Begin Dataset records
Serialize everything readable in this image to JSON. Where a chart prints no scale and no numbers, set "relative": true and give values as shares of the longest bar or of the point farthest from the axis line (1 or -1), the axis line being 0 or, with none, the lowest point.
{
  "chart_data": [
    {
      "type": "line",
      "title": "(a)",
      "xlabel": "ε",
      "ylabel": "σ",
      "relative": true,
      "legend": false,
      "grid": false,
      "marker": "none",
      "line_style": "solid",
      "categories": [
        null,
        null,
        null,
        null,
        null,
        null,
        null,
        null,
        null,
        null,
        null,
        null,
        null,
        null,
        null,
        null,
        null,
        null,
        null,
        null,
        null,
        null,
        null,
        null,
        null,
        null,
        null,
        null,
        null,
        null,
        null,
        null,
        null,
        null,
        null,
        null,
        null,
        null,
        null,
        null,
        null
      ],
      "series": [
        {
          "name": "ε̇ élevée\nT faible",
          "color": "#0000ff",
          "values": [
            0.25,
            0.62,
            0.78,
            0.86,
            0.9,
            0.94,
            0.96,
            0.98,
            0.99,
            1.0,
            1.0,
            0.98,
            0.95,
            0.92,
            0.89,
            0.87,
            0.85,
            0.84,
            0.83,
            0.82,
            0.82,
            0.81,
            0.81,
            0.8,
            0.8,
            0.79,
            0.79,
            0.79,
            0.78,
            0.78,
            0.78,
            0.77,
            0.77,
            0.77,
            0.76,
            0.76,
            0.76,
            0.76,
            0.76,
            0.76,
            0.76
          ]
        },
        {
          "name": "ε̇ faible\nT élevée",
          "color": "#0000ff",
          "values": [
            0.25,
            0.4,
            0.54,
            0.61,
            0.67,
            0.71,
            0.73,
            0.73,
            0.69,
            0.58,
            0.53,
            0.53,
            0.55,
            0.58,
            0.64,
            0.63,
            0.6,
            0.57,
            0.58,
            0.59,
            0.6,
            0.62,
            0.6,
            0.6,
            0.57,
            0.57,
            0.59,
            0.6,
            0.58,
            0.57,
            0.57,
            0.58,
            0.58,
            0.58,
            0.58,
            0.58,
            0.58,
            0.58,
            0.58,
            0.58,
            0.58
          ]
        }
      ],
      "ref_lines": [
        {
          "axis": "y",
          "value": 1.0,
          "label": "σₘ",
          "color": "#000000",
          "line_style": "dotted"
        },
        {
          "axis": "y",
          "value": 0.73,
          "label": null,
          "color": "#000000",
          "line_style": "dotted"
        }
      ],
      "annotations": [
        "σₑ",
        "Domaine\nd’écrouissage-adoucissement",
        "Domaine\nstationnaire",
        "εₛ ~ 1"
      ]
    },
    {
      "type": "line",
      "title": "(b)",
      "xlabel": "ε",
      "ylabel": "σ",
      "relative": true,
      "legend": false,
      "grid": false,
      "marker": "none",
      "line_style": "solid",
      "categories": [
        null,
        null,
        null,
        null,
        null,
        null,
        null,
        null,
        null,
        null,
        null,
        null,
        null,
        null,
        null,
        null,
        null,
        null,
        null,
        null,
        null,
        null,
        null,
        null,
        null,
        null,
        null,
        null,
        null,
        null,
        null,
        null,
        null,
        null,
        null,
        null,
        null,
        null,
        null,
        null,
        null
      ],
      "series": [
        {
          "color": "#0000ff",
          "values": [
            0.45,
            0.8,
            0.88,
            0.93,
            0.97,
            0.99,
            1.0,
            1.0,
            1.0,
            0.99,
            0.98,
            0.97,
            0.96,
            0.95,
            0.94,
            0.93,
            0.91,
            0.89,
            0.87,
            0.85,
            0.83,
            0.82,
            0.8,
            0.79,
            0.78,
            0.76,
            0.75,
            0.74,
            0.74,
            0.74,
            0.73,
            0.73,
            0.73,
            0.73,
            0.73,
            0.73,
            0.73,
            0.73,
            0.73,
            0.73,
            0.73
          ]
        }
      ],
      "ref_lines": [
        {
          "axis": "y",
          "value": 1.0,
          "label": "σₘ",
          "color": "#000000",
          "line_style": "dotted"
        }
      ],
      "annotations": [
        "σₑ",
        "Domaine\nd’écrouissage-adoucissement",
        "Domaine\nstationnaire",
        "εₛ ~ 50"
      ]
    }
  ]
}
End Dataset records
Transcribe each entry precisely, missing none.

Serialize everything readable in this image to JSON. Where a chart prints no scale and no numbers, set "relative": true and give values as shares of the longest bar or of the point farthest from the axis line (1 or -1), the axis line being 0 or, with none, the lowest point.
{
  "chart_data": [
    {
      "type": "line",
      "title": "(a)",
      "xlabel": "ε",
      "ylabel": "σ",
      "relative": true,
      "legend": false,
      "grid": false,
      "marker": "none",
      "line_style": "solid",
      "categories": [
        null,
        null,
        null,
        null,
        null,
        null,
        null,
        null,
        null,
        null,
        null,
        null,
        null,
        null,
        null,
        null,
        null,
        null,
        null,
        null,
        null,
        null,
        null,
        null,
        null,
        null,
        null,
        null,
        null,
        null,
        null,
        null,
        null,
        null,
        null,
        null,
        null,
        null,
        null,
        null,
        null
      ],
      "series": [
        {
          "name": "ε̇ élevée\nT faible",
          "color": "#0000ff",
          "values": [
            0.25,
            0.62,
            0.78,
            0.86,
            0.9,
            0.94,
            0.96,
            0.98,
            0.99,
            1.0,
            1.0,
            0.98,
            0.95,
            0.92,
            0.89,
            0.87,
            0.85,
            0.84,
            0.83,
            0.82,
            0.82,
            0.81,
            0.81,
            0.8,
            0.8,
            0.79,
            0.79,
            0.79,
            0.78,
            0.78,
            0.78,
            0.77,
            0.77,
            0.77,
            0.76,
            0.76,
            0.76,
            0.76,
            0.76,
            0.76,
            0.76
          ]
        },
        {
          "name": "ε̇ faible\nT élevée",
          "color": "#0000ff",
          "values": [
            0.25,
            0.4,
            0.54,
            0.61,
            0.67,
            0.71,
            0.73,
            0.73,
            0.69,
            0.58,
            0.53,
            0.53,
            0.55,
            0.58,
            0.64,
            0.63,
            0.6,
            0.57,
            0.58,
            0.59,
            0.6,
            0.62,
            0.6,
            0.6,
            0.57,
            0.57,
            0.59,
            0.6,
            0.58,
            0.57,
            0.57,
            0.58,
            0.58,
            0.58,
            0.58,
            0.58,
            0.58,
            0.58,
            0.58,
            0.58,
            0.58
          ]
        }
      ],
      "ref_lines": [
        {
          "axis": "y",
          "value": 1.0,
          "label": "σₘ",
          "color": "#000000",
          "line_style": "dotted"
        },
        {
          "axis": "y",
          "value": 0.73,
          "label": null,
          "color": "#000000",
          "line_style": "dotted"
        }
      ],
      "annotations": [
        "σₑ",
        "Domaine\nd’écrouissage-adoucissement",
        "Domaine\nstationnaire",
        "εₛ ~ 1"
      ]
    },
    {
      "type": "line",
      "title": "(b)",
      "xlabel": "ε",
      "ylabel": "σ",
      "relative": true,
      "legend": false,
      "grid": false,
      "marker": "none",
      "line_style": "solid",
      "categories": [
        null,
        null,
        null,
        null,
        null,
        null,
        null,
        null,
        null,
        null,
        null,
        null,
        null,
        null,
        null,
        null,
        null,
        null,
        null,
        null,
        null,
        null,
        null,
        null,
        null,
        null,
        null,
        null,
        null,
        null,
        null,
        null,
        null,
        null,
        null,
        null,
        null,
        null,
        null,
        null,
        null
      ],
      "series": [
        {
          "color": "#0000ff",
          "values": [
            0.45,
            0.8,
            0.88,
            0.93,
            0.97,
            0.99,
            1.0,
            1.0,
            1.0,
            0.99,
            0.98,
            0.97,
            0.96,
            0.95,
            0.94,
            0.93,
            0.91,
            0.89,
            0.87,
            0.85,
            0.83,
            0.82,
            0.8,
            0.79,
            0.78,
            0.76,
            0.75,
            0.74,
            0.74,
            0.74,
            0.73,
            0.73,
            0.73,
            0.73,
            0.73,
            0.73,
            0.73,
            0.73,
            0.73,
            0.73,
            0.73
          ]
        }
      ],
      "ref_lines": [
        {
          "axis": "y",
          "value": 1.0,
          "label": "σₘ",
          "color": "#000000",
          "line_style": "dotted"
        }
      ],
      "annotations": [
        "σₑ",
        "Domaine\nd’écrouissage-adoucissement",
        "Domaine\nstationnaire",
        "εₛ ~ 50"
      ]
    }
  ]
}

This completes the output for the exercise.